## What is needed
Transcribe the listing in full, excluding any pictures.

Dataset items

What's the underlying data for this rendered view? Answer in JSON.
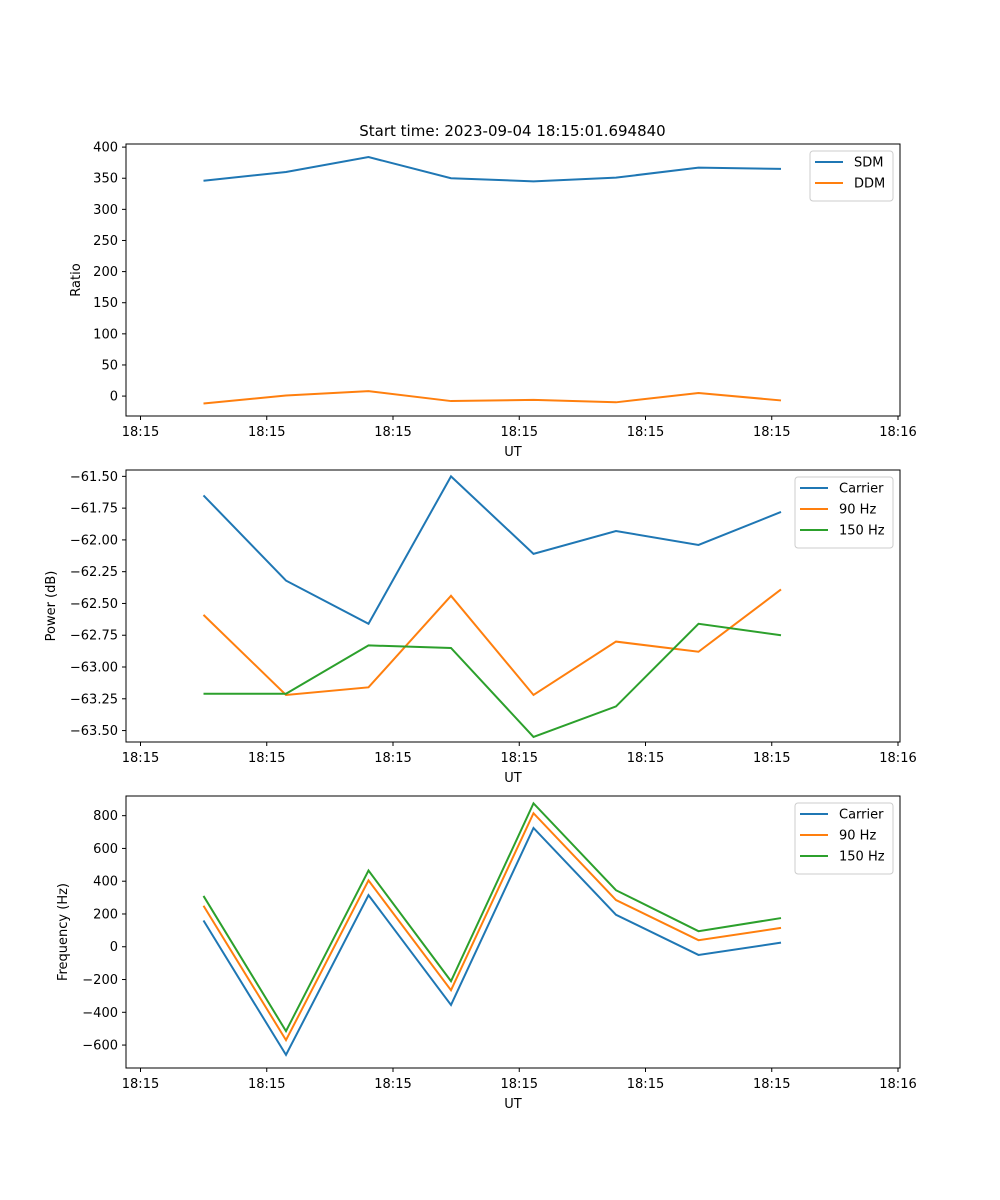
{
  "title": "Start time: 2023-09-04 18:15:01.694840",
  "chart_data": [
    {
      "type": "line",
      "xlabel": "UT",
      "ylabel": "Ratio",
      "xticklabels": [
        "18:15",
        "18:15",
        "18:15",
        "18:15",
        "18:15",
        "18:15",
        "18:16"
      ],
      "yticks": [
        0,
        50,
        100,
        150,
        200,
        250,
        300,
        350,
        400
      ],
      "ylim": [
        -32,
        405
      ],
      "x_index": [
        0,
        1,
        2,
        3,
        4,
        5,
        6,
        7
      ],
      "legend_position": "upper-right",
      "series": [
        {
          "name": "SDM",
          "color": "#1f77b4",
          "values": [
            346,
            360,
            384,
            350,
            345,
            351,
            367,
            365
          ]
        },
        {
          "name": "DDM",
          "color": "#ff7f0e",
          "values": [
            -12,
            1,
            8,
            -8,
            -6,
            -10,
            5,
            -7
          ]
        }
      ]
    },
    {
      "type": "line",
      "xlabel": "UT",
      "ylabel": "Power (dB)",
      "xticklabels": [
        "18:15",
        "18:15",
        "18:15",
        "18:15",
        "18:15",
        "18:15",
        "18:16"
      ],
      "yticks": [
        -63.5,
        -63.25,
        -63.0,
        -62.75,
        -62.5,
        -62.25,
        -62.0,
        -61.75,
        -61.5
      ],
      "yticklabels": [
        "−63.50",
        "−63.25",
        "−63.00",
        "−62.75",
        "−62.50",
        "−62.25",
        "−62.00",
        "−61.75",
        "−61.50"
      ],
      "ylim": [
        -63.59,
        -61.45
      ],
      "x_index": [
        0,
        1,
        2,
        3,
        4,
        5,
        6,
        7
      ],
      "legend_position": "upper-right",
      "series": [
        {
          "name": "Carrier",
          "color": "#1f77b4",
          "values": [
            -61.65,
            -62.32,
            -62.66,
            -61.5,
            -62.11,
            -61.93,
            -62.04,
            -61.78
          ]
        },
        {
          "name": "90 Hz",
          "color": "#ff7f0e",
          "values": [
            -62.59,
            -63.22,
            -63.16,
            -62.44,
            -63.22,
            -62.8,
            -62.88,
            -62.39
          ]
        },
        {
          "name": "150 Hz",
          "color": "#2ca02c",
          "values": [
            -63.21,
            -63.21,
            -62.83,
            -62.85,
            -63.55,
            -63.31,
            -62.66,
            -62.75
          ]
        }
      ]
    },
    {
      "type": "line",
      "xlabel": "UT",
      "ylabel": "Frequency (Hz)",
      "xticklabels": [
        "18:15",
        "18:15",
        "18:15",
        "18:15",
        "18:15",
        "18:15",
        "18:16"
      ],
      "yticks": [
        -600,
        -400,
        -200,
        0,
        200,
        400,
        600,
        800
      ],
      "yticklabels": [
        "−600",
        "−400",
        "−200",
        "0",
        "200",
        "400",
        "600",
        "800"
      ],
      "ylim": [
        -740,
        920
      ],
      "x_index": [
        0,
        1,
        2,
        3,
        4,
        5,
        6,
        7
      ],
      "legend_position": "upper-right",
      "series": [
        {
          "name": "Carrier",
          "color": "#1f77b4",
          "values": [
            160,
            -660,
            315,
            -355,
            725,
            195,
            -50,
            25
          ]
        },
        {
          "name": "90 Hz",
          "color": "#ff7f0e",
          "values": [
            250,
            -570,
            405,
            -265,
            815,
            285,
            40,
            115
          ]
        },
        {
          "name": "150 Hz",
          "color": "#2ca02c",
          "values": [
            310,
            -515,
            465,
            -210,
            875,
            345,
            95,
            175
          ]
        }
      ]
    }
  ]
}
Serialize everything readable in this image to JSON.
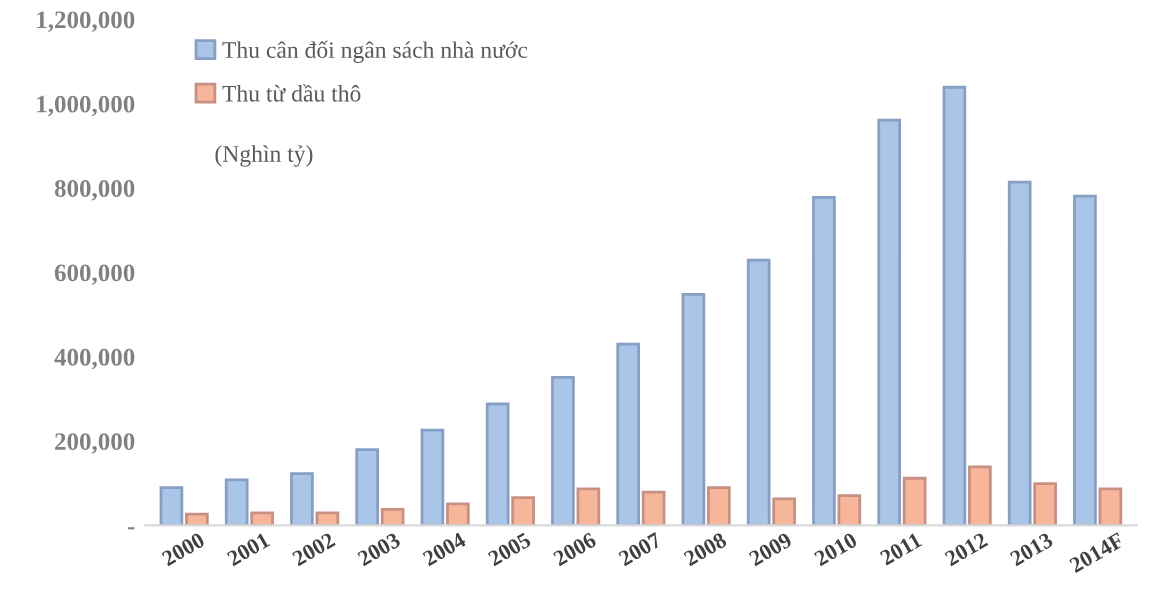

## Solution to this task
What's the underlying data for this rendered view? Answer in JSON.
{
  "title": "Start time: 2023-09-04 18:15:01.694840",
  "chart_data": [
    {
      "type": "line",
      "xlabel": "UT",
      "ylabel": "Ratio",
      "xticklabels": [
        "18:15",
        "18:15",
        "18:15",
        "18:15",
        "18:15",
        "18:15",
        "18:16"
      ],
      "yticks": [
        0,
        50,
        100,
        150,
        200,
        250,
        300,
        350,
        400
      ],
      "ylim": [
        -32,
        405
      ],
      "x_index": [
        0,
        1,
        2,
        3,
        4,
        5,
        6,
        7
      ],
      "legend_position": "upper-right",
      "series": [
        {
          "name": "SDM",
          "color": "#1f77b4",
          "values": [
            346,
            360,
            384,
            350,
            345,
            351,
            367,
            365
          ]
        },
        {
          "name": "DDM",
          "color": "#ff7f0e",
          "values": [
            -12,
            1,
            8,
            -8,
            -6,
            -10,
            5,
            -7
          ]
        }
      ]
    },
    {
      "type": "line",
      "xlabel": "UT",
      "ylabel": "Power (dB)",
      "xticklabels": [
        "18:15",
        "18:15",
        "18:15",
        "18:15",
        "18:15",
        "18:15",
        "18:16"
      ],
      "yticks": [
        -63.5,
        -63.25,
        -63.0,
        -62.75,
        -62.5,
        -62.25,
        -62.0,
        -61.75,
        -61.5
      ],
      "yticklabels": [
        "−63.50",
        "−63.25",
        "−63.00",
        "−62.75",
        "−62.50",
        "−62.25",
        "−62.00",
        "−61.75",
        "−61.50"
      ],
      "ylim": [
        -63.59,
        -61.45
      ],
      "x_index": [
        0,
        1,
        2,
        3,
        4,
        5,
        6,
        7
      ],
      "legend_position": "upper-right",
      "series": [
        {
          "name": "Carrier",
          "color": "#1f77b4",
          "values": [
            -61.65,
            -62.32,
            -62.66,
            -61.5,
            -62.11,
            -61.93,
            -62.04,
            -61.78
          ]
        },
        {
          "name": "90 Hz",
          "color": "#ff7f0e",
          "values": [
            -62.59,
            -63.22,
            -63.16,
            -62.44,
            -63.22,
            -62.8,
            -62.88,
            -62.39
          ]
        },
        {
          "name": "150 Hz",
          "color": "#2ca02c",
          "values": [
            -63.21,
            -63.21,
            -62.83,
            -62.85,
            -63.55,
            -63.31,
            -62.66,
            -62.75
          ]
        }
      ]
    },
    {
      "type": "line",
      "xlabel": "UT",
      "ylabel": "Frequency (Hz)",
      "xticklabels": [
        "18:15",
        "18:15",
        "18:15",
        "18:15",
        "18:15",
        "18:15",
        "18:16"
      ],
      "yticks": [
        -600,
        -400,
        -200,
        0,
        200,
        400,
        600,
        800
      ],
      "yticklabels": [
        "−600",
        "−400",
        "−200",
        "0",
        "200",
        "400",
        "600",
        "800"
      ],
      "ylim": [
        -740,
        920
      ],
      "x_index": [
        0,
        1,
        2,
        3,
        4,
        5,
        6,
        7
      ],
      "legend_position": "upper-right",
      "series": [
        {
          "name": "Carrier",
          "color": "#1f77b4",
          "values": [
            160,
            -660,
            315,
            -355,
            725,
            195,
            -50,
            25
          ]
        },
        {
          "name": "90 Hz",
          "color": "#ff7f0e",
          "values": [
            250,
            -570,
            405,
            -265,
            815,
            285,
            40,
            115
          ]
        },
        {
          "name": "150 Hz",
          "color": "#2ca02c",
          "values": [
            310,
            -515,
            465,
            -210,
            875,
            345,
            95,
            175
          ]
        }
      ]
    }
  ]
}
Serialize everything readable in this image to JSON.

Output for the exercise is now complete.